• Data section:
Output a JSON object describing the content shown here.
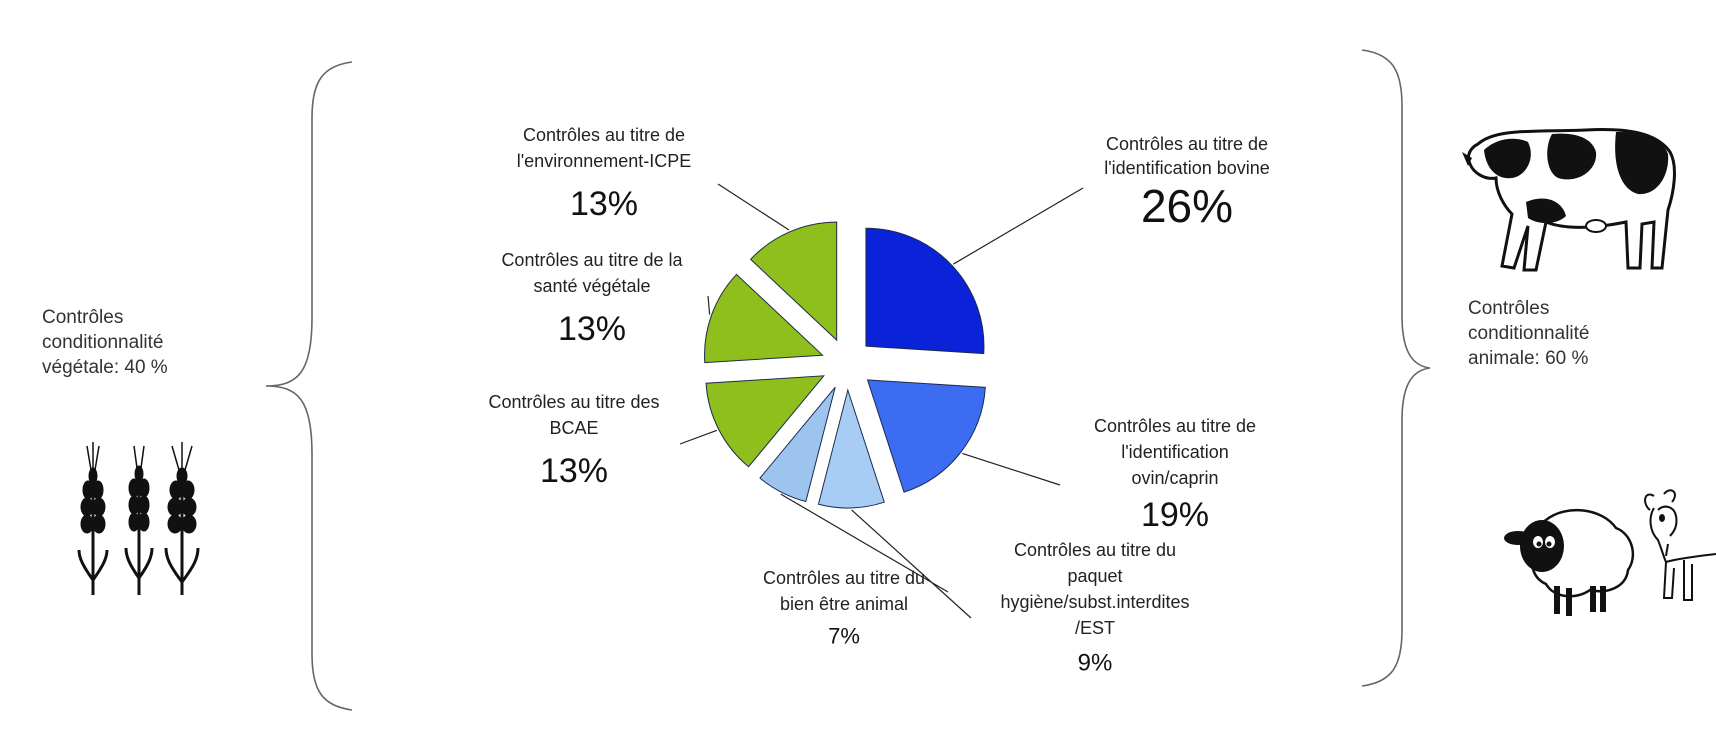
{
  "left_group": {
    "lines": [
      "Contrôles",
      "conditionnalité",
      "végétale: 40 %"
    ],
    "icon": "wheat-icon"
  },
  "right_group": {
    "lines": [
      "Contrôles",
      "conditionnalité",
      "animale: 60 %"
    ],
    "icons": [
      "cow-icon",
      "sheep-icon",
      "goat-icon"
    ]
  },
  "chart_data": {
    "type": "pie",
    "title": "",
    "slices": [
      {
        "label_lines": [
          "Contrôles au titre de",
          "l'identification bovine"
        ],
        "value": 26,
        "value_text": "26%",
        "color": "#0a22d8"
      },
      {
        "label_lines": [
          "Contrôles au titre de",
          "l'identification",
          "ovin/caprin"
        ],
        "value": 19,
        "value_text": "19%",
        "color": "#3b6cf2"
      },
      {
        "label_lines": [
          "Contrôles au titre du",
          "paquet",
          "hygiène/subst.interdites",
          "/EST"
        ],
        "value": 9,
        "value_text": "9%",
        "color": "#a8cdf5"
      },
      {
        "label_lines": [
          "Contrôles au titre du",
          "bien être animal"
        ],
        "value": 7,
        "value_text": "7%",
        "color": "#9cc4ef"
      },
      {
        "label_lines": [
          "Contrôles au titre des",
          "BCAE"
        ],
        "value": 13,
        "value_text": "13%",
        "color": "#8fbf1c"
      },
      {
        "label_lines": [
          "Contrôles au titre de la",
          "santé végétale"
        ],
        "value": 13,
        "value_text": "13%",
        "color": "#8fbf1c"
      },
      {
        "label_lines": [
          "Contrôles au titre de",
          "l'environnement-ICPE"
        ],
        "value": 13,
        "value_text": "13%",
        "color": "#8fbf1c"
      }
    ]
  }
}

• Prompt:
Give back the entries verbatim. Do not include any picture.

• Exercise output:
Output a JSON object describing the content shown here.
{
  "left_group": {
    "lines": [
      "Contrôles",
      "conditionnalité",
      "végétale: 40 %"
    ],
    "icon": "wheat-icon"
  },
  "right_group": {
    "lines": [
      "Contrôles",
      "conditionnalité",
      "animale: 60 %"
    ],
    "icons": [
      "cow-icon",
      "sheep-icon",
      "goat-icon"
    ]
  },
  "chart_data": {
    "type": "pie",
    "title": "",
    "slices": [
      {
        "label_lines": [
          "Contrôles au titre de",
          "l'identification bovine"
        ],
        "value": 26,
        "value_text": "26%",
        "color": "#0a22d8"
      },
      {
        "label_lines": [
          "Contrôles au titre de",
          "l'identification",
          "ovin/caprin"
        ],
        "value": 19,
        "value_text": "19%",
        "color": "#3b6cf2"
      },
      {
        "label_lines": [
          "Contrôles au titre du",
          "paquet",
          "hygiène/subst.interdites",
          "/EST"
        ],
        "value": 9,
        "value_text": "9%",
        "color": "#a8cdf5"
      },
      {
        "label_lines": [
          "Contrôles au titre du",
          "bien être animal"
        ],
        "value": 7,
        "value_text": "7%",
        "color": "#9cc4ef"
      },
      {
        "label_lines": [
          "Contrôles au titre des",
          "BCAE"
        ],
        "value": 13,
        "value_text": "13%",
        "color": "#8fbf1c"
      },
      {
        "label_lines": [
          "Contrôles au titre de la",
          "santé végétale"
        ],
        "value": 13,
        "value_text": "13%",
        "color": "#8fbf1c"
      },
      {
        "label_lines": [
          "Contrôles au titre de",
          "l'environnement-ICPE"
        ],
        "value": 13,
        "value_text": "13%",
        "color": "#8fbf1c"
      }
    ]
  }
}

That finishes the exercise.